(Data entries for graphics)
[Begin]

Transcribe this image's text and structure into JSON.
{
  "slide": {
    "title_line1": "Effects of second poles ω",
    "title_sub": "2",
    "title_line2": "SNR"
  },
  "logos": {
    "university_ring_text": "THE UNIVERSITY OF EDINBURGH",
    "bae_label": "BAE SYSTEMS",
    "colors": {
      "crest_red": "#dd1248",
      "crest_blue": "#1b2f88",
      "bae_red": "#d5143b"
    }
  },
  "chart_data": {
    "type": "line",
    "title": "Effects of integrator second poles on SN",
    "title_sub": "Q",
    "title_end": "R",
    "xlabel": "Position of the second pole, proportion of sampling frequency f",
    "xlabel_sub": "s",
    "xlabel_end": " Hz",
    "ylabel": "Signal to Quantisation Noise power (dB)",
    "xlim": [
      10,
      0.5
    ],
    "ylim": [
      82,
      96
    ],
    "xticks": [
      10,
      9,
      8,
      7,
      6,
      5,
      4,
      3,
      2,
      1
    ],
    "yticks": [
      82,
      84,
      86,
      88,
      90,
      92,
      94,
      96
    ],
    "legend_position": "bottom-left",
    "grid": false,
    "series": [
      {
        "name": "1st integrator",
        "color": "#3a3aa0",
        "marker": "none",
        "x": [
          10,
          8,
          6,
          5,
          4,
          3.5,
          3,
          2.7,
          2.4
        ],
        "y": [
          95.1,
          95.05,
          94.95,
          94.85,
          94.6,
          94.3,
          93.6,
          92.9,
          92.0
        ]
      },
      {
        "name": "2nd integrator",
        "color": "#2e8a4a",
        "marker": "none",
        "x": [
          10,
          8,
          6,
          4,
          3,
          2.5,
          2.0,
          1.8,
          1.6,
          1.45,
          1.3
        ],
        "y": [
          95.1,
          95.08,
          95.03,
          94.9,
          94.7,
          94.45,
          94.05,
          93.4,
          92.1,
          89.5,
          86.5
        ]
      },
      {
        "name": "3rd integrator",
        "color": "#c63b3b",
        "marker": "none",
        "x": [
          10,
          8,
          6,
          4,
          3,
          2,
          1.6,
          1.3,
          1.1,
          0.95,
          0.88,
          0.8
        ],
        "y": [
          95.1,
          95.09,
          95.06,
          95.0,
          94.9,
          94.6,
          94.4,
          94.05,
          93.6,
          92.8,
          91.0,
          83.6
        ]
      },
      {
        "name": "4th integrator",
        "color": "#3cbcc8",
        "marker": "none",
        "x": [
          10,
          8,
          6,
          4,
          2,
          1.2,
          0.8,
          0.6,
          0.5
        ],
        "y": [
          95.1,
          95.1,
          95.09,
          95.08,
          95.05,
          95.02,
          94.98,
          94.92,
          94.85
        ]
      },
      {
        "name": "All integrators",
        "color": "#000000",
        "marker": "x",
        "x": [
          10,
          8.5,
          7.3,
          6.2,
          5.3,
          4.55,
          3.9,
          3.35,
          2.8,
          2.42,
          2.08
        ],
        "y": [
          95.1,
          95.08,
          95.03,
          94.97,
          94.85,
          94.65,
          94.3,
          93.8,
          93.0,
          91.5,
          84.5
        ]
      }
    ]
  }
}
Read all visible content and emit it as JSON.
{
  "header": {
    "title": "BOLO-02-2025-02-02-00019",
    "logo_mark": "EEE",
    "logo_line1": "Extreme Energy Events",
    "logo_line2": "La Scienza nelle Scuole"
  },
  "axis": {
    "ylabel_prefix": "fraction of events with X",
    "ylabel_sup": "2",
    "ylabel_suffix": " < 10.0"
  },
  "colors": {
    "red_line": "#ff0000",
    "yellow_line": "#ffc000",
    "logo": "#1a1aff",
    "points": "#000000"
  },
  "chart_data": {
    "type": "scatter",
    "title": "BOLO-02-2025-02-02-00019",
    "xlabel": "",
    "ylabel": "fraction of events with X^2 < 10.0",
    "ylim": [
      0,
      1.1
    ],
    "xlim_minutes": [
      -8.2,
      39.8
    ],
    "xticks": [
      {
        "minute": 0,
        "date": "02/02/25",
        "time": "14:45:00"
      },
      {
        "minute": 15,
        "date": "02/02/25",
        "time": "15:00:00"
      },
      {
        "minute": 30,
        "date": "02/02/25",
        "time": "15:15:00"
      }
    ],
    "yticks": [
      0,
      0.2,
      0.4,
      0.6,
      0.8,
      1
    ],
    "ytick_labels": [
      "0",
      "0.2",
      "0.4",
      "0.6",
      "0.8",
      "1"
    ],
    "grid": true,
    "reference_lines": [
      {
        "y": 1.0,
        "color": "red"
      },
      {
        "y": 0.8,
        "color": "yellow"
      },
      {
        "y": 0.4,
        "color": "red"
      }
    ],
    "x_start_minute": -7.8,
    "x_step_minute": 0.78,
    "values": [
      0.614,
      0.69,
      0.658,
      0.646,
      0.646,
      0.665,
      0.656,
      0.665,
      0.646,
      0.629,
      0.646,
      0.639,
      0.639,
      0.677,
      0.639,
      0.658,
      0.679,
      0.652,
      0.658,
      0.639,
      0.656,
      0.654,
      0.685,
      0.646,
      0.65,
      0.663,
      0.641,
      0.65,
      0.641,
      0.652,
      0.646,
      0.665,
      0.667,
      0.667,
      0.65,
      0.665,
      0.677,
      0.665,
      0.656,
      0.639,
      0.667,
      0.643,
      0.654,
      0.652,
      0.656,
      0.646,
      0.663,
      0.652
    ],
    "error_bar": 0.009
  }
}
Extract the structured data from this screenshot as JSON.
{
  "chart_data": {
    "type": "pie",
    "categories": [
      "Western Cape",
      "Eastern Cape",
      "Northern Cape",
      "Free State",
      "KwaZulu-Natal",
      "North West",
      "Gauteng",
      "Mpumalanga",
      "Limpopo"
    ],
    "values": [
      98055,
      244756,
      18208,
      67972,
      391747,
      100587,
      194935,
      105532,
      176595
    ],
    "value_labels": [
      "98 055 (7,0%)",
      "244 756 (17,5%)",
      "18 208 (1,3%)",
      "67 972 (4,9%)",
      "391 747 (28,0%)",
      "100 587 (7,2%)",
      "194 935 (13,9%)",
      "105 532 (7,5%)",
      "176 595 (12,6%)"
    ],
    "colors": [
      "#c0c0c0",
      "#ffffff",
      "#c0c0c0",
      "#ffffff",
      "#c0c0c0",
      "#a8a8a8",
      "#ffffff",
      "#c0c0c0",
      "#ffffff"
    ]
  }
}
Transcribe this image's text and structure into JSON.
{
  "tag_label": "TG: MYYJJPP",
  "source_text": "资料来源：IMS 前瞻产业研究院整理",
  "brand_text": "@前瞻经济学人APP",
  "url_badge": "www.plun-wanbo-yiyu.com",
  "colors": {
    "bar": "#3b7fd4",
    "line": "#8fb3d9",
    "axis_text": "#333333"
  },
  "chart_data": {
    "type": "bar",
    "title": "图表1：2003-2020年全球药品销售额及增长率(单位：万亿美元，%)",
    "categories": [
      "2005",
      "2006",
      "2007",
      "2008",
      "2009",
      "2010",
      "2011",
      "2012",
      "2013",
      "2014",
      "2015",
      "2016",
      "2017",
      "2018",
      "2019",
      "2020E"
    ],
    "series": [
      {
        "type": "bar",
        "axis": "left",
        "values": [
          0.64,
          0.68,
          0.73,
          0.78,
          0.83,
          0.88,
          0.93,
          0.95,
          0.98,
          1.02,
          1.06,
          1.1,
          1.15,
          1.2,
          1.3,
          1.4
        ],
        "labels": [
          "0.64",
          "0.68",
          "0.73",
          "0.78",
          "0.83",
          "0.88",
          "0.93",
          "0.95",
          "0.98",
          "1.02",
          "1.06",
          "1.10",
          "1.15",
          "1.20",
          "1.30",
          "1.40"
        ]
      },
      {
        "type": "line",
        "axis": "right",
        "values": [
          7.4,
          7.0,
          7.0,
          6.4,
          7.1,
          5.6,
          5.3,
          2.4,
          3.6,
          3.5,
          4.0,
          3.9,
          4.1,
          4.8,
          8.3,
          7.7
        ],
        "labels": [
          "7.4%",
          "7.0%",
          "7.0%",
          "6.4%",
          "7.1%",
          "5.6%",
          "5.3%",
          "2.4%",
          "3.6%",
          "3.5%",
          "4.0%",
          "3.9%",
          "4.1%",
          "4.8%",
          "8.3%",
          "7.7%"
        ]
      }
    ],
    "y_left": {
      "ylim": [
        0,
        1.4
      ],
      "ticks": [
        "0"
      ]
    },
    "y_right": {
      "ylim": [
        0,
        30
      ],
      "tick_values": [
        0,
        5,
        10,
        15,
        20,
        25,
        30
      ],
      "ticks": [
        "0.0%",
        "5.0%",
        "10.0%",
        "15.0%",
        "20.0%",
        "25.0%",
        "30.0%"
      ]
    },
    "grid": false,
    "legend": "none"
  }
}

[End]

* Request:
Copy each line of the listing that includes "time".

* Exercise response:
        "time": "14:45:00"
        "time": "15:00:00"
        "time": "15:15:00"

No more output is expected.